Dataset items
*-*-*
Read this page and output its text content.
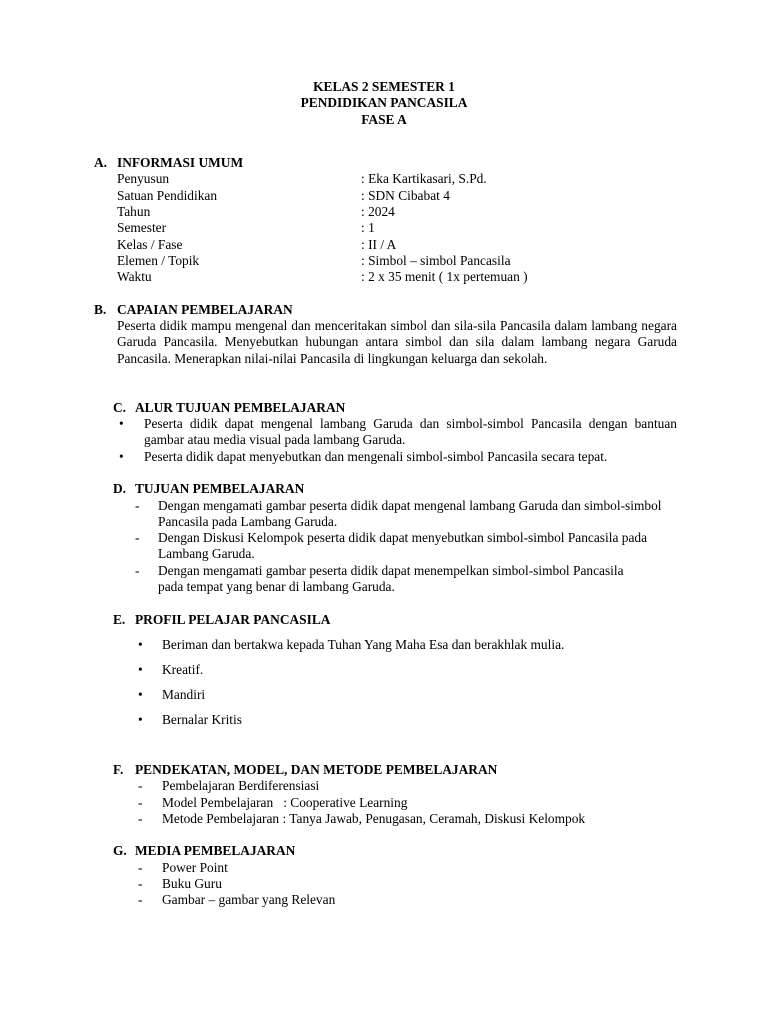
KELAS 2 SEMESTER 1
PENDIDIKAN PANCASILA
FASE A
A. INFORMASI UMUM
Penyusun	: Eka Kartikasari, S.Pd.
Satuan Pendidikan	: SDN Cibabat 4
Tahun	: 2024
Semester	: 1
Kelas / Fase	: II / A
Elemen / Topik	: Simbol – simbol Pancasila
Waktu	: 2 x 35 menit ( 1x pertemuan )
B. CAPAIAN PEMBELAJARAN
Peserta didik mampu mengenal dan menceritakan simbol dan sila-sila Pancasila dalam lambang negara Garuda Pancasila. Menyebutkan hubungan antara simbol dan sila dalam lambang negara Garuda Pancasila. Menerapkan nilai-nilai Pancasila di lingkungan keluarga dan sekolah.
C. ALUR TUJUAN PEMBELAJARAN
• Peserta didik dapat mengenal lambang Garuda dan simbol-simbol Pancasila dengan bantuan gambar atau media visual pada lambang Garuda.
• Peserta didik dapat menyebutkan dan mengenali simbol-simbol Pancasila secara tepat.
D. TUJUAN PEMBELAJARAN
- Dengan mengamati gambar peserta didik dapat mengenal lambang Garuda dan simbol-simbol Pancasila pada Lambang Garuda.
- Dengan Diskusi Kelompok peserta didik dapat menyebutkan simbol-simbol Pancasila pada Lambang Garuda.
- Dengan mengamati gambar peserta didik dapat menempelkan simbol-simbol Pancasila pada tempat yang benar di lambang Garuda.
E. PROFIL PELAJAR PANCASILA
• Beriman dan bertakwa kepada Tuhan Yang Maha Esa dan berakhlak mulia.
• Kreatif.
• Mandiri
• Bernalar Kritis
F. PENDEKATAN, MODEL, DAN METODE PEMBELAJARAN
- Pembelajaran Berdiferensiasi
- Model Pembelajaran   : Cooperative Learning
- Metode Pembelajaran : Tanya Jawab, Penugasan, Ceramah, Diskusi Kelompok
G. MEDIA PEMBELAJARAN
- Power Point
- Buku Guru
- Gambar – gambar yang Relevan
*-*-*
REQUIREMENTS:
Every record above should be written out again without change, except that the pictures are left out.

FULL ANSWER:
Read this page and output its text content.
KELAS 2 SEMESTER 1
PENDIDIKAN PANCASILA
FASE A
A. INFORMASI UMUM
Penyusun	: Eka Kartikasari, S.Pd.
Satuan Pendidikan	: SDN Cibabat 4
Tahun	: 2024
Semester	: 1
Kelas / Fase	: II / A
Elemen / Topik	: Simbol – simbol Pancasila
Waktu	: 2 x 35 menit ( 1x pertemuan )
B. CAPAIAN PEMBELAJARAN
Peserta didik mampu mengenal dan menceritakan simbol dan sila-sila Pancasila dalam lambang negara Garuda Pancasila. Menyebutkan hubungan antara simbol dan sila dalam lambang negara Garuda Pancasila. Menerapkan nilai-nilai Pancasila di lingkungan keluarga dan sekolah.
C. ALUR TUJUAN PEMBELAJARAN
• Peserta didik dapat mengenal lambang Garuda dan simbol-simbol Pancasila dengan bantuan gambar atau media visual pada lambang Garuda.
• Peserta didik dapat menyebutkan dan mengenali simbol-simbol Pancasila secara tepat.
D. TUJUAN PEMBELAJARAN
- Dengan mengamati gambar peserta didik dapat mengenal lambang Garuda dan simbol-simbol Pancasila pada Lambang Garuda.
- Dengan Diskusi Kelompok peserta didik dapat menyebutkan simbol-simbol Pancasila pada Lambang Garuda.
- Dengan mengamati gambar peserta didik dapat menempelkan simbol-simbol Pancasila pada tempat yang benar di lambang Garuda.
E. PROFIL PELAJAR PANCASILA
• Beriman dan bertakwa kepada Tuhan Yang Maha Esa dan berakhlak mulia.
• Kreatif.
• Mandiri
• Bernalar Kritis
F. PENDEKATAN, MODEL, DAN METODE PEMBELAJARAN
- Pembelajaran Berdiferensiasi
- Model Pembelajaran   : Cooperative Learning
- Metode Pembelajaran : Tanya Jawab, Penugasan, Ceramah, Diskusi Kelompok
G. MEDIA PEMBELAJARAN
- Power Point
- Buku Guru
- Gambar – gambar yang Relevan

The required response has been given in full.